╭──

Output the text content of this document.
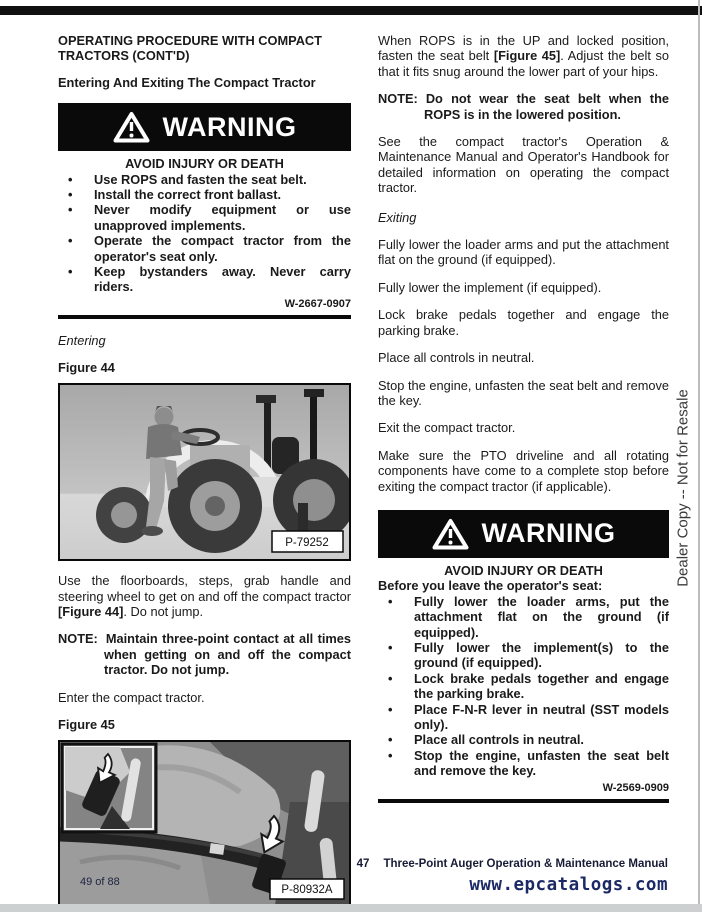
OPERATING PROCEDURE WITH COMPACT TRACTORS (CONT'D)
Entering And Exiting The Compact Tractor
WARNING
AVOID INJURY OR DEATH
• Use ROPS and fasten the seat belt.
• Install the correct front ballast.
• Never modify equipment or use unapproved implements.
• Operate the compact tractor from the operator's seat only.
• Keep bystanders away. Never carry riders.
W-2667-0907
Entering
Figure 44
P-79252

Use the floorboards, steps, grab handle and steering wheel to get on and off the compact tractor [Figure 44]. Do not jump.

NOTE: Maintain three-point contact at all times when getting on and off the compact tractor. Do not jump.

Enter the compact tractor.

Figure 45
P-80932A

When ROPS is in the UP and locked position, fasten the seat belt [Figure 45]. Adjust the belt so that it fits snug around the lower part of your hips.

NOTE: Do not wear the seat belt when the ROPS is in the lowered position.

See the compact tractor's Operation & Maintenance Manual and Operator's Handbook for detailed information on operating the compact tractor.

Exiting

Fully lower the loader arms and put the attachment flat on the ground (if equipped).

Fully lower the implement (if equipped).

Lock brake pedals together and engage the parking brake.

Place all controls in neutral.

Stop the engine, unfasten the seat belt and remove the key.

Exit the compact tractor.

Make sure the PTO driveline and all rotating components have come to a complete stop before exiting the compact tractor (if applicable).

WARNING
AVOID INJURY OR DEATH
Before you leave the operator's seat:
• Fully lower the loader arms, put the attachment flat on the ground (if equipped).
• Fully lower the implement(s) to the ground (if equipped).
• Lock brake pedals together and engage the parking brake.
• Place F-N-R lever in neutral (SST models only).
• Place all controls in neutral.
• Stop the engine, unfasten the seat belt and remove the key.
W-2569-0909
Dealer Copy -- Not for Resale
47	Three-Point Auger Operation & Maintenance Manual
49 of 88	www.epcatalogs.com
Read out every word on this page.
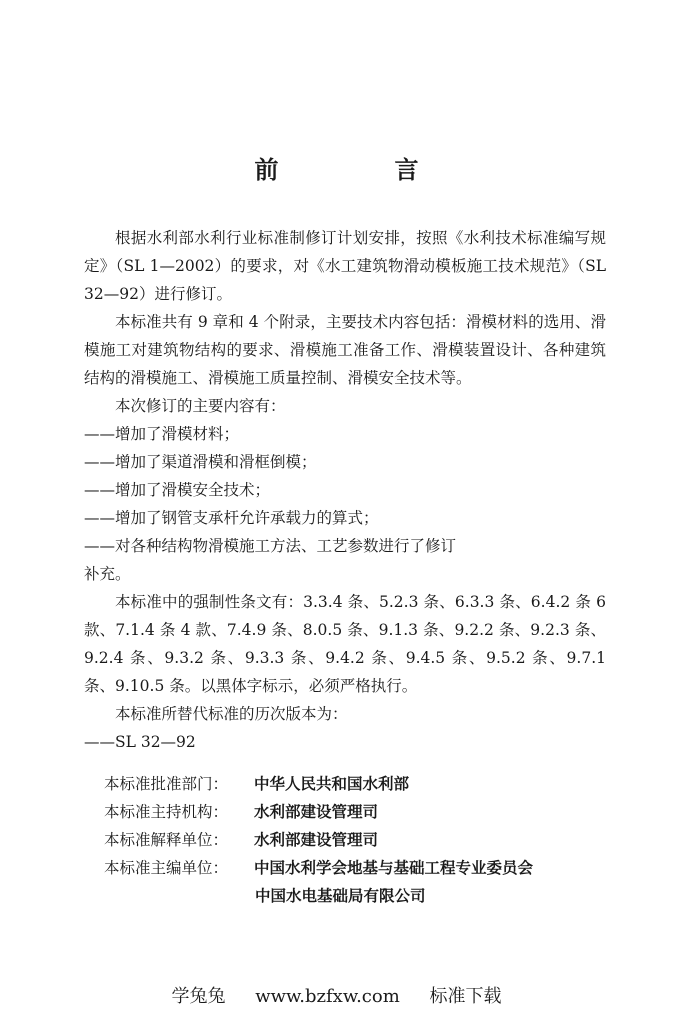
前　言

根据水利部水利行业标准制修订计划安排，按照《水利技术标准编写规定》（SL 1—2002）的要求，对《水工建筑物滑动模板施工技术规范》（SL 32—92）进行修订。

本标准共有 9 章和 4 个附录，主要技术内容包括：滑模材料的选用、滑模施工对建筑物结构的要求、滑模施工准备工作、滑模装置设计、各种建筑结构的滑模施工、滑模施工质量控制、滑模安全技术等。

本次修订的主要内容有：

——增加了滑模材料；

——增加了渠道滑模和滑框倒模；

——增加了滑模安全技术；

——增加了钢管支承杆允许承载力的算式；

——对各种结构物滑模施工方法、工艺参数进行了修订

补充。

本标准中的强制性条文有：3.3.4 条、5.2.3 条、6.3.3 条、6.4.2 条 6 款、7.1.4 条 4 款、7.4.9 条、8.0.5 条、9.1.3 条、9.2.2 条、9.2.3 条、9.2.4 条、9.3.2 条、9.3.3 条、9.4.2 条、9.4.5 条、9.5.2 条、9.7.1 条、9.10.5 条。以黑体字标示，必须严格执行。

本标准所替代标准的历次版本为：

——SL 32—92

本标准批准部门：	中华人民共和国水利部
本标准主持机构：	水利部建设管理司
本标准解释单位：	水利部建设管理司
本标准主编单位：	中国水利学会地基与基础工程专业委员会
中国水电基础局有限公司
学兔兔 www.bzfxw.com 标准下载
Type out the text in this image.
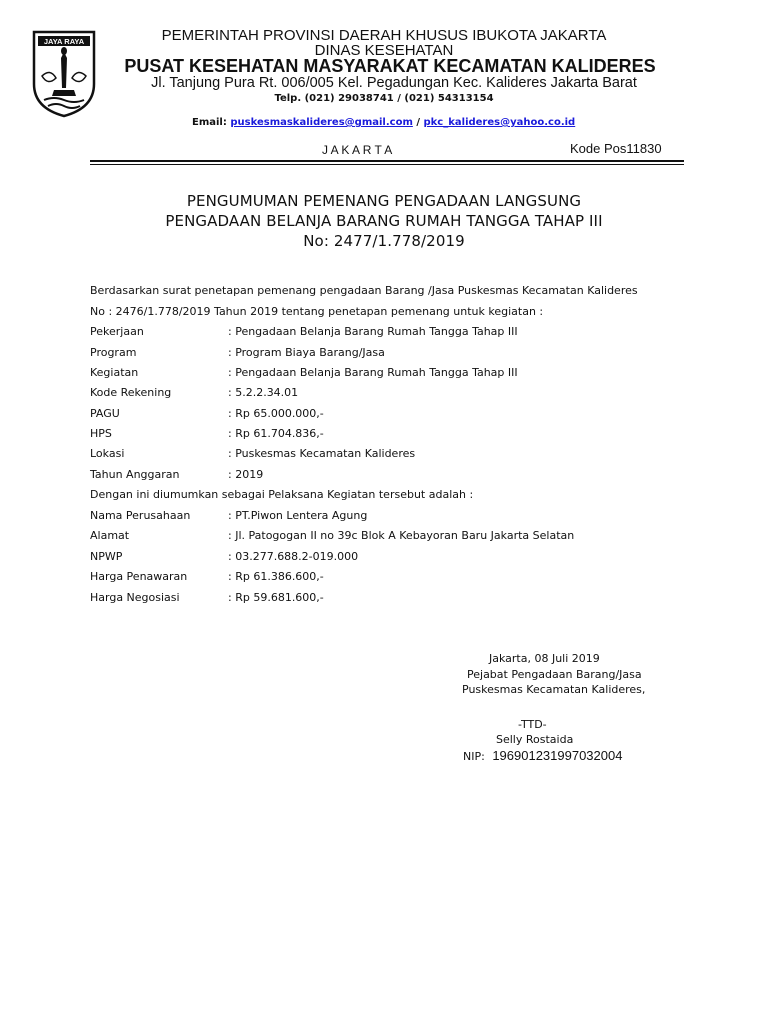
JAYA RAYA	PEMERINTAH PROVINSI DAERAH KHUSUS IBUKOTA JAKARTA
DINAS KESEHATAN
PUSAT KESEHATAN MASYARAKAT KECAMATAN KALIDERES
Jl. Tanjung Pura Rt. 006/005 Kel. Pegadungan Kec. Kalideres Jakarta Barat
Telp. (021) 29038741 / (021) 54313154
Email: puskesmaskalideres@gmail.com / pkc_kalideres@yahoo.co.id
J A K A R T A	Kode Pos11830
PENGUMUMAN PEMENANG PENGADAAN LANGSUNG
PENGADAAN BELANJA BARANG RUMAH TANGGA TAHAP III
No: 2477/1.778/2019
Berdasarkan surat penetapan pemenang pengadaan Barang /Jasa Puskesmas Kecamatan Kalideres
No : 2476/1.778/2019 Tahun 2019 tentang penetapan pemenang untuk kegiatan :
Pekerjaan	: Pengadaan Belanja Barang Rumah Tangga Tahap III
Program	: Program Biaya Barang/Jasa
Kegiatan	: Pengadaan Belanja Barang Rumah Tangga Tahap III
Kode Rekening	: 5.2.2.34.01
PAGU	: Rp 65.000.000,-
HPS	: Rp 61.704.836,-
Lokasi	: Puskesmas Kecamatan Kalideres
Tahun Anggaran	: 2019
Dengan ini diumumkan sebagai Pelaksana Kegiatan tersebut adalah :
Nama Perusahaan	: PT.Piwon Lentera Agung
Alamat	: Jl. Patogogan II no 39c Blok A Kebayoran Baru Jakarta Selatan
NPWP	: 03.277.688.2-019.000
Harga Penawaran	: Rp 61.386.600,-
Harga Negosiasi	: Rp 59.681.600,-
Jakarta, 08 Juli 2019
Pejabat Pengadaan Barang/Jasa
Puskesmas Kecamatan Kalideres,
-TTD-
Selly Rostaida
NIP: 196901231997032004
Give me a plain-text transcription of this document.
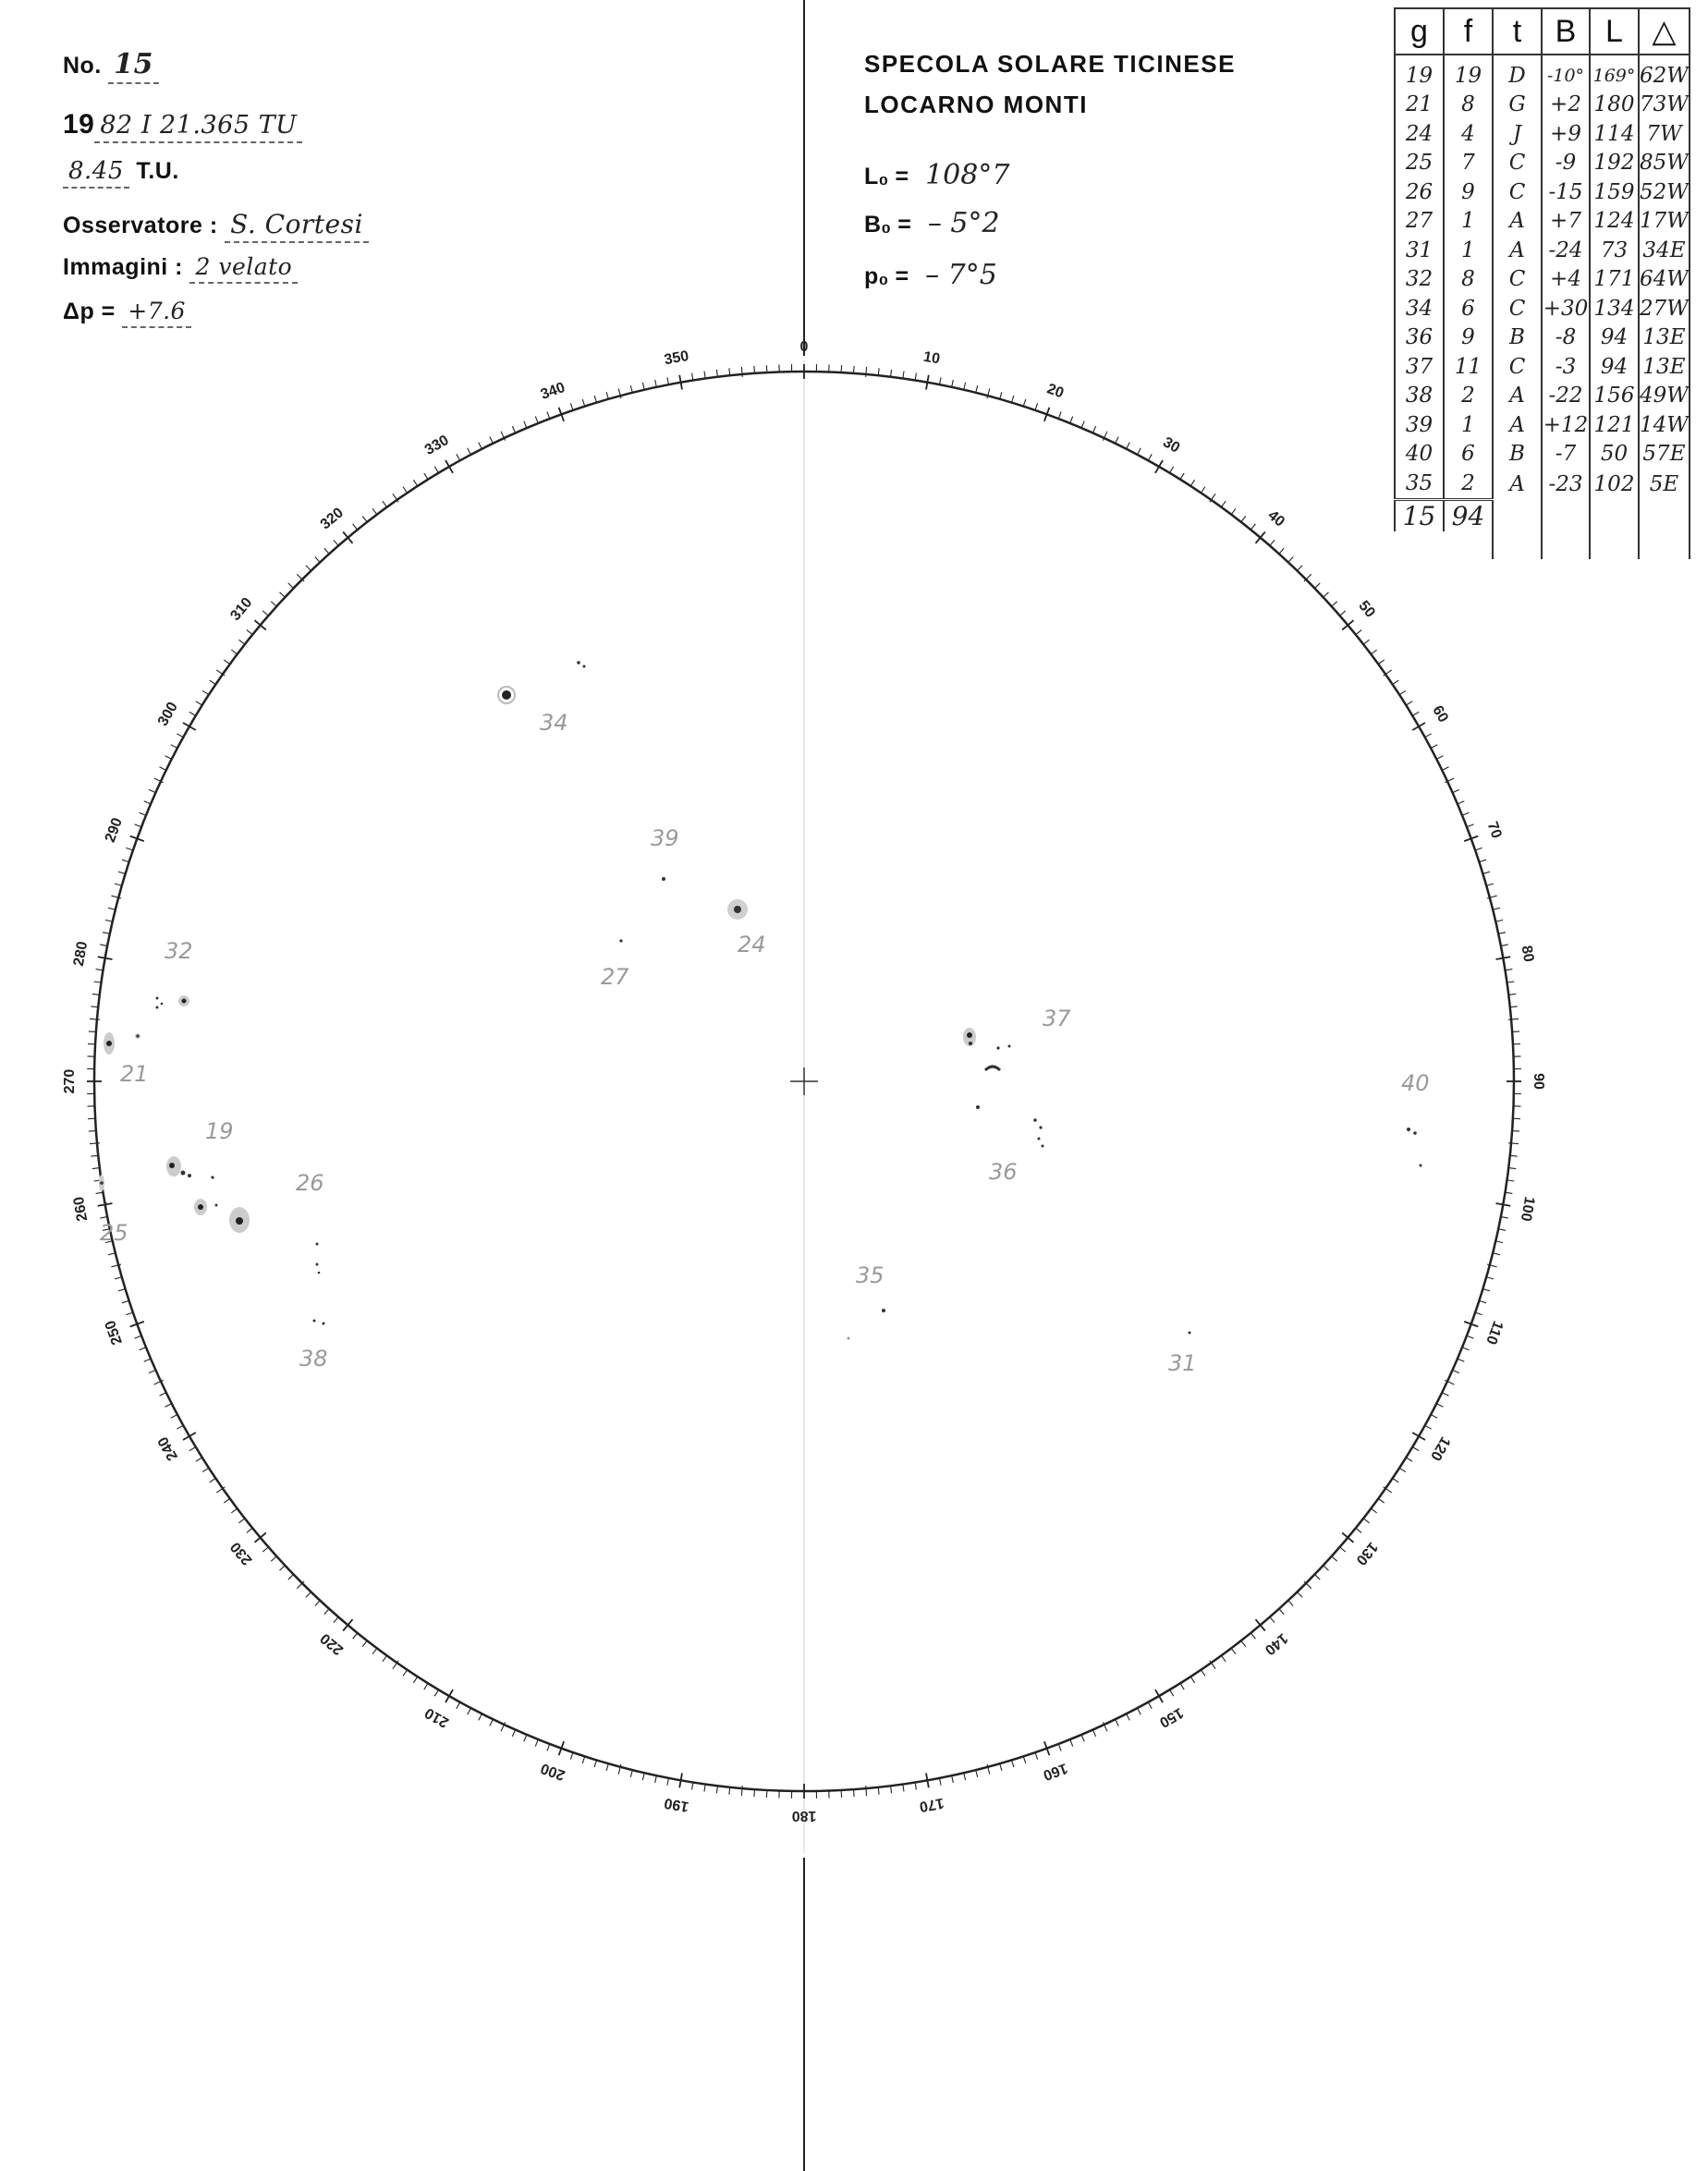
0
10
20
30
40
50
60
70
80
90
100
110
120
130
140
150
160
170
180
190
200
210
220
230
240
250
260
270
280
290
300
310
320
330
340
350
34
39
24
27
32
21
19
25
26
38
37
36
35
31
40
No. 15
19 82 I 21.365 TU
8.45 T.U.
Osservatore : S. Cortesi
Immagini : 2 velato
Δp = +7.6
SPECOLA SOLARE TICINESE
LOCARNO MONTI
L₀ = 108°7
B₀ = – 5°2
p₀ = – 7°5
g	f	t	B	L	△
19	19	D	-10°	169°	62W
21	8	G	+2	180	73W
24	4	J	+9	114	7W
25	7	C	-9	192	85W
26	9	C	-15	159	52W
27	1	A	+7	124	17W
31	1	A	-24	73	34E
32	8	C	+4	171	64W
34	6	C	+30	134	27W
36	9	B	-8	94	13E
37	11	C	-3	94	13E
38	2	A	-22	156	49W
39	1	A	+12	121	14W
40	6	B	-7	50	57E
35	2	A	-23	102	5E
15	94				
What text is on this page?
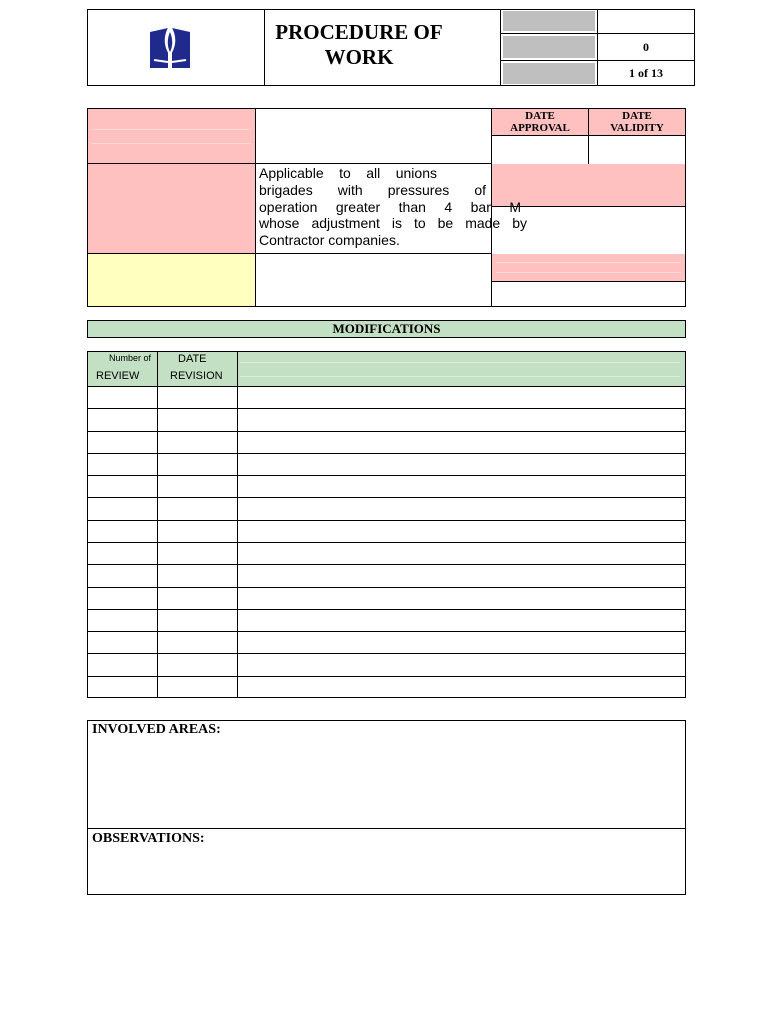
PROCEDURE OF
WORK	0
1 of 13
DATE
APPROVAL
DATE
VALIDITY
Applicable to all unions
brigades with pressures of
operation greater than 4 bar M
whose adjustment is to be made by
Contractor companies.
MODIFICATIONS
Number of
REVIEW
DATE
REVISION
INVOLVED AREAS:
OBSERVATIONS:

╰──

Request
Quote only the lines that start at the line holding "What text is on this page?" and end at the last line of the entries, including both of those lines, and omit every picture.

Task solution
What text is on this page?
PROCEDURE OF
WORK	0
1 of 13
DATE
APPROVAL
DATE
VALIDITY
Applicable to all unions
brigades with pressures of
operation greater than 4 bar M
whose adjustment is to be made by
Contractor companies.
MODIFICATIONS
Number of
REVIEW
DATE
REVISION
INVOLVED AREAS:
OBSERVATIONS:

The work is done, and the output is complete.